▶ _Task material_
######
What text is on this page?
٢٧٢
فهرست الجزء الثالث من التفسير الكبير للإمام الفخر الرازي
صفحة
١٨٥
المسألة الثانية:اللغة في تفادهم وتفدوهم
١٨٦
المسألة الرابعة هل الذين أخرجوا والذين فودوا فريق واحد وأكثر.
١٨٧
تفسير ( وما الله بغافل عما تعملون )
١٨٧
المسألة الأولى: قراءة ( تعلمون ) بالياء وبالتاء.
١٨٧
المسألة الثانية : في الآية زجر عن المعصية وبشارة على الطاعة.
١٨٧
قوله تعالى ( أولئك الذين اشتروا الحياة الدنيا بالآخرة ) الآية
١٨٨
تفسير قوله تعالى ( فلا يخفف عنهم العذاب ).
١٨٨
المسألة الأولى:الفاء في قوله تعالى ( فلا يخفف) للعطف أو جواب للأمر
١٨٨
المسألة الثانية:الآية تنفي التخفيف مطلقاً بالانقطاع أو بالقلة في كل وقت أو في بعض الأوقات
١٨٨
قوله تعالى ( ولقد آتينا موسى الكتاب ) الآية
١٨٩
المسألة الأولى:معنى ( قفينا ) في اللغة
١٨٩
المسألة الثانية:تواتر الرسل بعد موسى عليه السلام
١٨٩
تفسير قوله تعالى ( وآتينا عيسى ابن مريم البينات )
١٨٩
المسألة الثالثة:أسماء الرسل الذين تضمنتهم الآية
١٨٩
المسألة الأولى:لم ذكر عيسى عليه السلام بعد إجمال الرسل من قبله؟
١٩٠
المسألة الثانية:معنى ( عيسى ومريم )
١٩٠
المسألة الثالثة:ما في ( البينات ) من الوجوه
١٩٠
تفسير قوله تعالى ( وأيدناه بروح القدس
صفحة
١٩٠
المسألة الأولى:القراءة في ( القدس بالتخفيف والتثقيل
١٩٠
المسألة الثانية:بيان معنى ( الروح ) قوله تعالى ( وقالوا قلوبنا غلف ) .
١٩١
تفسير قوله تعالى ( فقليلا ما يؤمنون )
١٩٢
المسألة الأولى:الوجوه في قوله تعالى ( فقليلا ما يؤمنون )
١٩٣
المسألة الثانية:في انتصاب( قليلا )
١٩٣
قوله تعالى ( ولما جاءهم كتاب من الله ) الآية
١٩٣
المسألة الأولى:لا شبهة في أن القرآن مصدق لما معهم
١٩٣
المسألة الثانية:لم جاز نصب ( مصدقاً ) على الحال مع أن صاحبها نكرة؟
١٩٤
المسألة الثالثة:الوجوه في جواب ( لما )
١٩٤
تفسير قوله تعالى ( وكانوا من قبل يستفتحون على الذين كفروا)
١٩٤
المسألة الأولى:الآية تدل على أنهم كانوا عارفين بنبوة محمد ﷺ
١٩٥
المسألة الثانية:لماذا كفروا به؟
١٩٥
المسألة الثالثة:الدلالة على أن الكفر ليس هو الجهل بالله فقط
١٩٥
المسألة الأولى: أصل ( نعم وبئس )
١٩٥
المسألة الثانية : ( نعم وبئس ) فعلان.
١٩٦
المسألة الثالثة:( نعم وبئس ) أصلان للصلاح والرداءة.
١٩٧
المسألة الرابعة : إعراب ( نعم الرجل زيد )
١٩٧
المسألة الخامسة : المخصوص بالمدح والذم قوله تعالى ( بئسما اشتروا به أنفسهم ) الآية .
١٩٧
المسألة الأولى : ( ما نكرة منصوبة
######
▶ _Work instructions_
Copy out all lines that carry the word "قوله".

▶ _Answer below_
قوله تعالى ( أولئك الذين اشتروا الحياة الدنيا بالآخرة ) الآية
تفسير قوله تعالى ( فلا يخفف عنهم العذاب ).
المسألة الأولى:الفاء في قوله تعالى ( فلا يخفف) للعطف أو جواب للأمر
قوله تعالى ( ولقد آتينا موسى الكتاب ) الآية
تفسير قوله تعالى ( وآتينا عيسى ابن مريم البينات )
تفسير قوله تعالى ( وأيدناه بروح القدس
المسألة الثانية:بيان معنى ( الروح ) قوله تعالى ( وقالوا قلوبنا غلف ) .
تفسير قوله تعالى ( فقليلا ما يؤمنون )
المسألة الأولى:الوجوه في قوله تعالى ( فقليلا ما يؤمنون )
قوله تعالى ( ولما جاءهم كتاب من الله ) الآية
تفسير قوله تعالى ( وكانوا من قبل يستفتحون على الذين كفروا)
المسألة الخامسة : المخصوص بالمدح والذم قوله تعالى ( بئسما اشتروا به أنفسهم ) الآية .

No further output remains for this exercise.